┌──
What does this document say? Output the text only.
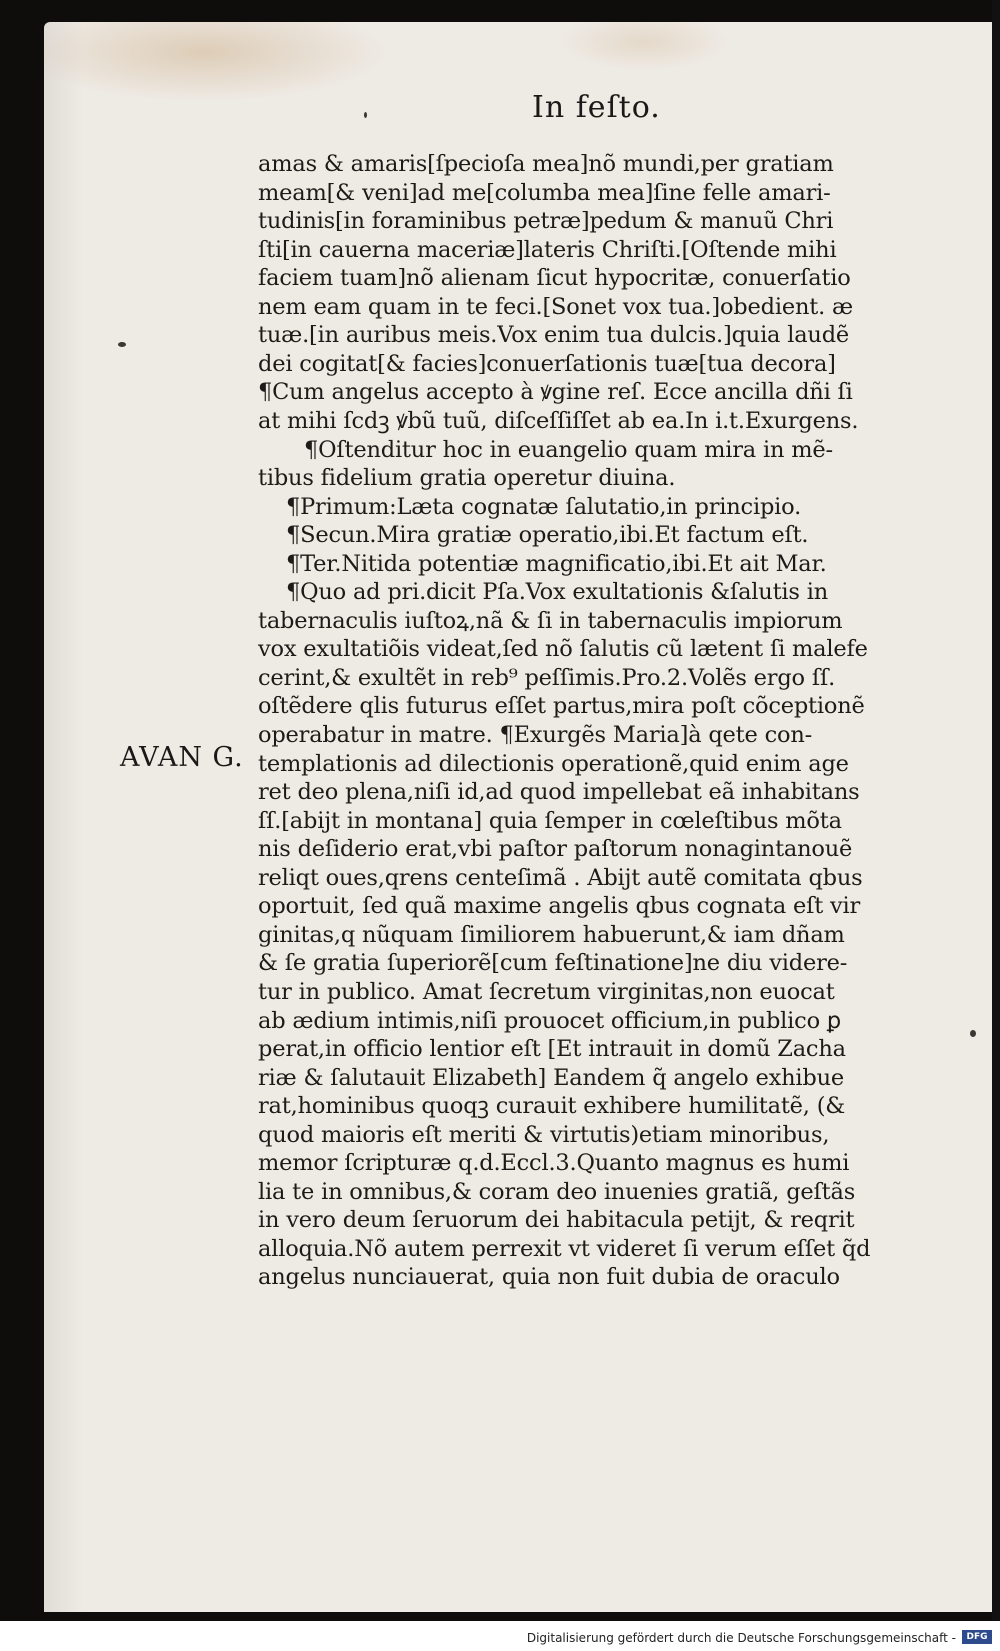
In feſto.
AVAN G.
amas & amaris[ſpecioſa mea]nõ mundi,per gratiam
meam[& veni]ad me[columba mea]ſine felle amari-
tudinis[in foraminibus petræ]pedum & manuũ Chri
ſti[in cauerna maceriæ]lateris Chriſti.[Oſtende mihi
faciem tuam]nõ alienam ſicut hypocritæ, conuerſatio
nem eam quam in te feci.[Sonet vox tua.]obedient. æ
tuæ.[in auribus meis.Vox enim tua dulcis.]quia laudẽ
dei cogitat[& facies]conuerſationis tuæ[tua decora]
¶Cum angelus accepto à ꝟgine reſ. Ecce ancilla dñi ſi
at mihi ſcdꝫ ꝟbũ tuũ, diſceſſiſſet ab ea.In i.t.Exurgens.
¶Oſtenditur hoc in euangelio quam mira in mẽ-
tibus fidelium gratia operetur diuina.
¶Primum:Læta cognatæ ſalutatio,in principio.
¶Secun.Mira gratiæ operatio,ibi.Et factum eſt.
¶Ter.Nitida potentiæ magnificatio,ibi.Et ait Mar.
¶Quo ad pri.dicit Pſa.Vox exultationis &ſalutis in
tabernaculis iuſtoꝝ,nã & ſi in tabernaculis impiorum
vox exultatiõis videat,ſed nõ ſalutis cũ lætent ſi malefe
cerint,& exultẽt in reb⁹ peſſimis.Pro.2.Volẽs ergo ſſ.
oſtẽdere qlis futurus eſſet partus,mira poſt cõceptionẽ
operabatur in matre. ¶Exurgẽs Maria]à qete con-
templationis ad dilectionis operationẽ,quid enim age
ret deo plena,niſi id,ad quod impellebat eã inhabitans
ſſ.[abijt in montana] quia ſemper in cœleſtibus mõta
nis deſiderio erat,vbi paſtor paſtorum nonagintanouẽ
reliqt oues,qrens centeſimã . Abijt autẽ comitata qbus
oportuit, ſed quã maxime angelis qbus cognata eſt vir
ginitas,q nũquam ſimiliorem habuerunt,& iam dñam
& ſe gratia ſuperiorẽ[cum feſtinatione]ne diu videre-
tur in publico. Amat ſecretum virginitas,non euocat
ab ædium intimis,niſi prouocet officium,in publico ꝑ
perat,in officio lentior eſt [Et intrauit in domũ Zacha
riæ & ſalutauit Elizabeth] Eandem q̃ angelo exhibue
rat,hominibus quoqꝫ curauit exhibere humilitatẽ, (&
quod maioris eſt meriti & virtutis)etiam minoribus,
memor ſcripturæ q.d.Eccl.3.Quanto magnus es humi
lia te in omnibus,& coram deo inuenies gratiã, geſtãs
in vero deum ſeruorum dei habitacula petijt, & reqrit
alloquia.Nõ autem perrexit vt videret ſi verum eſſet q̃d
angelus nunciauerat, quia non fuit dubia de oraculo
Digitalisierung gefördert durch die Deutsche Forschungsgemeinschaft -	DFG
└──
_What is needed:_
Transcribe the material as is, with images omitted.

_Output of the exercise:_
What does this document say? Output the text only.
In feſto.
AVAN G.
amas & amaris[ſpecioſa mea]nõ mundi,per gratiam
meam[& veni]ad me[columba mea]ſine felle amari-
tudinis[in foraminibus petræ]pedum & manuũ Chri
ſti[in cauerna maceriæ]lateris Chriſti.[Oſtende mihi
faciem tuam]nõ alienam ſicut hypocritæ, conuerſatio
nem eam quam in te feci.[Sonet vox tua.]obedient. æ
tuæ.[in auribus meis.Vox enim tua dulcis.]quia laudẽ
dei cogitat[& facies]conuerſationis tuæ[tua decora]
¶Cum angelus accepto à ꝟgine reſ. Ecce ancilla dñi ſi
at mihi ſcdꝫ ꝟbũ tuũ, diſceſſiſſet ab ea.In i.t.Exurgens.
¶Oſtenditur hoc in euangelio quam mira in mẽ-
tibus fidelium gratia operetur diuina.
¶Primum:Læta cognatæ ſalutatio,in principio.
¶Secun.Mira gratiæ operatio,ibi.Et factum eſt.
¶Ter.Nitida potentiæ magnificatio,ibi.Et ait Mar.
¶Quo ad pri.dicit Pſa.Vox exultationis &ſalutis in
tabernaculis iuſtoꝝ,nã & ſi in tabernaculis impiorum
vox exultatiõis videat,ſed nõ ſalutis cũ lætent ſi malefe
cerint,& exultẽt in reb⁹ peſſimis.Pro.2.Volẽs ergo ſſ.
oſtẽdere qlis futurus eſſet partus,mira poſt cõceptionẽ
operabatur in matre. ¶Exurgẽs Maria]à qete con-
templationis ad dilectionis operationẽ,quid enim age
ret deo plena,niſi id,ad quod impellebat eã inhabitans
ſſ.[abijt in montana] quia ſemper in cœleſtibus mõta
nis deſiderio erat,vbi paſtor paſtorum nonagintanouẽ
reliqt oues,qrens centeſimã . Abijt autẽ comitata qbus
oportuit, ſed quã maxime angelis qbus cognata eſt vir
ginitas,q nũquam ſimiliorem habuerunt,& iam dñam
& ſe gratia ſuperiorẽ[cum feſtinatione]ne diu videre-
tur in publico. Amat ſecretum virginitas,non euocat
ab ædium intimis,niſi prouocet officium,in publico ꝑ
perat,in officio lentior eſt [Et intrauit in domũ Zacha
riæ & ſalutauit Elizabeth] Eandem q̃ angelo exhibue
rat,hominibus quoqꝫ curauit exhibere humilitatẽ, (&
quod maioris eſt meriti & virtutis)etiam minoribus,
memor ſcripturæ q.d.Eccl.3.Quanto magnus es humi
lia te in omnibus,& coram deo inuenies gratiã, geſtãs
in vero deum ſeruorum dei habitacula petijt, & reqrit
alloquia.Nõ autem perrexit vt videret ſi verum eſſet q̃d
angelus nunciauerat, quia non fuit dubia de oraculo
Digitalisierung gefördert durch die Deutsche Forschungsgemeinschaft -	DFG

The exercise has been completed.